TASK: Write out the whole listing word for word.

** START OF DATA RECORDS **

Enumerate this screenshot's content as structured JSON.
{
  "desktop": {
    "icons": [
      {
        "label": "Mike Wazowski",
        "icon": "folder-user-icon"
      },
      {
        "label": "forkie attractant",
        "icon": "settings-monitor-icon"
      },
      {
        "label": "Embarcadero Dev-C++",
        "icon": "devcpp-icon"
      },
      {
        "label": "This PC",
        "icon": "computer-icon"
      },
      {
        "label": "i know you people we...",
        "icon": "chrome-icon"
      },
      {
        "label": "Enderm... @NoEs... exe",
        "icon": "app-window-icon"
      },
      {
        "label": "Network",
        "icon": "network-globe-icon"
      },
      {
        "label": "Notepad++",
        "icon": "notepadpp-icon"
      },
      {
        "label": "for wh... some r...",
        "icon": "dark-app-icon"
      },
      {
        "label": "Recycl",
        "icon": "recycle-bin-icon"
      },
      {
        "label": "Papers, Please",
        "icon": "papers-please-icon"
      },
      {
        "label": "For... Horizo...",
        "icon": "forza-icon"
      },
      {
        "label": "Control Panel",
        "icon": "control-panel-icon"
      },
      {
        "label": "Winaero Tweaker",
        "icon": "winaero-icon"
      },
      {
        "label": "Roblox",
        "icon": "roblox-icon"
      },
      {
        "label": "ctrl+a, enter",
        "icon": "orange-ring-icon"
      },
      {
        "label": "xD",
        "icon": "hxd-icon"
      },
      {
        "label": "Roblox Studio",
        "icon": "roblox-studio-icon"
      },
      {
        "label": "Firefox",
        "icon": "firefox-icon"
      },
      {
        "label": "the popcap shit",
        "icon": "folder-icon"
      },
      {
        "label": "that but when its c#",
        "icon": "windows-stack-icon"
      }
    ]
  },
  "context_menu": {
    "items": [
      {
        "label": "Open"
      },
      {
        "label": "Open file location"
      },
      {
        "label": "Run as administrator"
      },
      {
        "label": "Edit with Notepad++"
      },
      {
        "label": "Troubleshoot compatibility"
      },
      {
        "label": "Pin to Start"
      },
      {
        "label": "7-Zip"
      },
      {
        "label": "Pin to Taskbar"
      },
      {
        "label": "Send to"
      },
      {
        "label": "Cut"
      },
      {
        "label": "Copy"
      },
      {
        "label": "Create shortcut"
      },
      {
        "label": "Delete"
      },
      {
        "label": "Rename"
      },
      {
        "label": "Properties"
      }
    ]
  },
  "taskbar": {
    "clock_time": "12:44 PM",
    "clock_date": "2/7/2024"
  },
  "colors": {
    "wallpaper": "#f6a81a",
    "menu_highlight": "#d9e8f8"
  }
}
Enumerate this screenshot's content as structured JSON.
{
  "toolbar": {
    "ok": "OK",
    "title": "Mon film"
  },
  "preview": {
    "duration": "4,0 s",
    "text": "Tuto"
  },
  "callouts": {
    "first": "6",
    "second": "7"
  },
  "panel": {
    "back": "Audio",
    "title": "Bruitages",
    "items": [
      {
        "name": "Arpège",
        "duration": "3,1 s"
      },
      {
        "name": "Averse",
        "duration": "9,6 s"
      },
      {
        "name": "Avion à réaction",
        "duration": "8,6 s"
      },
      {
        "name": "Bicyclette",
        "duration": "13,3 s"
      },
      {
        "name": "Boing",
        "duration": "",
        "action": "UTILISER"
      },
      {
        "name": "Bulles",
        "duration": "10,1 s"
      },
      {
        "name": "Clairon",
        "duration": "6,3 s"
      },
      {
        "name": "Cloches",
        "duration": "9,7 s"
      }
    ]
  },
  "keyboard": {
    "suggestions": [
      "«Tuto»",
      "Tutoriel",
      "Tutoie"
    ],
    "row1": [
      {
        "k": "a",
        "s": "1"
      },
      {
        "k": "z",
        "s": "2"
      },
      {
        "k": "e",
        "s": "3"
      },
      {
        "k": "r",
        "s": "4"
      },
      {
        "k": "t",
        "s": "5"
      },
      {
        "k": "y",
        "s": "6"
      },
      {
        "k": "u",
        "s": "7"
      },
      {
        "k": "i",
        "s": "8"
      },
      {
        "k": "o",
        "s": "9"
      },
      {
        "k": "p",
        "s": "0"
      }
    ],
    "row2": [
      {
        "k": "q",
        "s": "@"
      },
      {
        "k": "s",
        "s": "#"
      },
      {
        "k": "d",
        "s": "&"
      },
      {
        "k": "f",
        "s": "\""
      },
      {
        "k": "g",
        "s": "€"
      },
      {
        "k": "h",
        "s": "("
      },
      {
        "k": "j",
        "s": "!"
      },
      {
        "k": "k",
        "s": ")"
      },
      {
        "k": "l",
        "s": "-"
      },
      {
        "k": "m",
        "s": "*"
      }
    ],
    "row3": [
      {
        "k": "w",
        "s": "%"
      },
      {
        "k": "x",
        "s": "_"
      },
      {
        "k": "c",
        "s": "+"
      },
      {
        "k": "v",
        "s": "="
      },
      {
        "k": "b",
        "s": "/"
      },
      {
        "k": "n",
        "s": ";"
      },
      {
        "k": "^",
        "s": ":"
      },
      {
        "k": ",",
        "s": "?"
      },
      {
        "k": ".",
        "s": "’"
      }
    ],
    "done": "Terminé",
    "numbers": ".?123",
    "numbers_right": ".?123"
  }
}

** END OF DATA RECORDS **

CORRECT OUTPUT:
Enumerate this screenshot's content as structured JSON.
{
  "desktop": {
    "icons": [
      {
        "label": "Mike Wazowski",
        "icon": "folder-user-icon"
      },
      {
        "label": "forkie attractant",
        "icon": "settings-monitor-icon"
      },
      {
        "label": "Embarcadero Dev-C++",
        "icon": "devcpp-icon"
      },
      {
        "label": "This PC",
        "icon": "computer-icon"
      },
      {
        "label": "i know you people we...",
        "icon": "chrome-icon"
      },
      {
        "label": "Enderm... @NoEs... exe",
        "icon": "app-window-icon"
      },
      {
        "label": "Network",
        "icon": "network-globe-icon"
      },
      {
        "label": "Notepad++",
        "icon": "notepadpp-icon"
      },
      {
        "label": "for wh... some r...",
        "icon": "dark-app-icon"
      },
      {
        "label": "Recycl",
        "icon": "recycle-bin-icon"
      },
      {
        "label": "Papers, Please",
        "icon": "papers-please-icon"
      },
      {
        "label": "For... Horizo...",
        "icon": "forza-icon"
      },
      {
        "label": "Control Panel",
        "icon": "control-panel-icon"
      },
      {
        "label": "Winaero Tweaker",
        "icon": "winaero-icon"
      },
      {
        "label": "Roblox",
        "icon": "roblox-icon"
      },
      {
        "label": "ctrl+a, enter",
        "icon": "orange-ring-icon"
      },
      {
        "label": "xD",
        "icon": "hxd-icon"
      },
      {
        "label": "Roblox Studio",
        "icon": "roblox-studio-icon"
      },
      {
        "label": "Firefox",
        "icon": "firefox-icon"
      },
      {
        "label": "the popcap shit",
        "icon": "folder-icon"
      },
      {
        "label": "that but when its c#",
        "icon": "windows-stack-icon"
      }
    ]
  },
  "context_menu": {
    "items": [
      {
        "label": "Open"
      },
      {
        "label": "Open file location"
      },
      {
        "label": "Run as administrator"
      },
      {
        "label": "Edit with Notepad++"
      },
      {
        "label": "Troubleshoot compatibility"
      },
      {
        "label": "Pin to Start"
      },
      {
        "label": "7-Zip"
      },
      {
        "label": "Pin to Taskbar"
      },
      {
        "label": "Send to"
      },
      {
        "label": "Cut"
      },
      {
        "label": "Copy"
      },
      {
        "label": "Create shortcut"
      },
      {
        "label": "Delete"
      },
      {
        "label": "Rename"
      },
      {
        "label": "Properties"
      }
    ]
  },
  "taskbar": {
    "clock_time": "12:44 PM",
    "clock_date": "2/7/2024"
  },
  "colors": {
    "wallpaper": "#f6a81a",
    "menu_highlight": "#d9e8f8"
  }
}
Enumerate this screenshot's content as structured JSON.
{
  "toolbar": {
    "ok": "OK",
    "title": "Mon film"
  },
  "preview": {
    "duration": "4,0 s",
    "text": "Tuto"
  },
  "callouts": {
    "first": "6",
    "second": "7"
  },
  "panel": {
    "back": "Audio",
    "title": "Bruitages",
    "items": [
      {
        "name": "Arpège",
        "duration": "3,1 s"
      },
      {
        "name": "Averse",
        "duration": "9,6 s"
      },
      {
        "name": "Avion à réaction",
        "duration": "8,6 s"
      },
      {
        "name": "Bicyclette",
        "duration": "13,3 s"
      },
      {
        "name": "Boing",
        "duration": "",
        "action": "UTILISER"
      },
      {
        "name": "Bulles",
        "duration": "10,1 s"
      },
      {
        "name": "Clairon",
        "duration": "6,3 s"
      },
      {
        "name": "Cloches",
        "duration": "9,7 s"
      }
    ]
  },
  "keyboard": {
    "suggestions": [
      "«Tuto»",
      "Tutoriel",
      "Tutoie"
    ],
    "row1": [
      {
        "k": "a",
        "s": "1"
      },
      {
        "k": "z",
        "s": "2"
      },
      {
        "k": "e",
        "s": "3"
      },
      {
        "k": "r",
        "s": "4"
      },
      {
        "k": "t",
        "s": "5"
      },
      {
        "k": "y",
        "s": "6"
      },
      {
        "k": "u",
        "s": "7"
      },
      {
        "k": "i",
        "s": "8"
      },
      {
        "k": "o",
        "s": "9"
      },
      {
        "k": "p",
        "s": "0"
      }
    ],
    "row2": [
      {
        "k": "q",
        "s": "@"
      },
      {
        "k": "s",
        "s": "#"
      },
      {
        "k": "d",
        "s": "&"
      },
      {
        "k": "f",
        "s": "\""
      },
      {
        "k": "g",
        "s": "€"
      },
      {
        "k": "h",
        "s": "("
      },
      {
        "k": "j",
        "s": "!"
      },
      {
        "k": "k",
        "s": ")"
      },
      {
        "k": "l",
        "s": "-"
      },
      {
        "k": "m",
        "s": "*"
      }
    ],
    "row3": [
      {
        "k": "w",
        "s": "%"
      },
      {
        "k": "x",
        "s": "_"
      },
      {
        "k": "c",
        "s": "+"
      },
      {
        "k": "v",
        "s": "="
      },
      {
        "k": "b",
        "s": "/"
      },
      {
        "k": "n",
        "s": ";"
      },
      {
        "k": "^",
        "s": ":"
      },
      {
        "k": ",",
        "s": "?"
      },
      {
        "k": ".",
        "s": "’"
      }
    ],
    "done": "Terminé",
    "numbers": ".?123",
    "numbers_right": ".?123"
  }
}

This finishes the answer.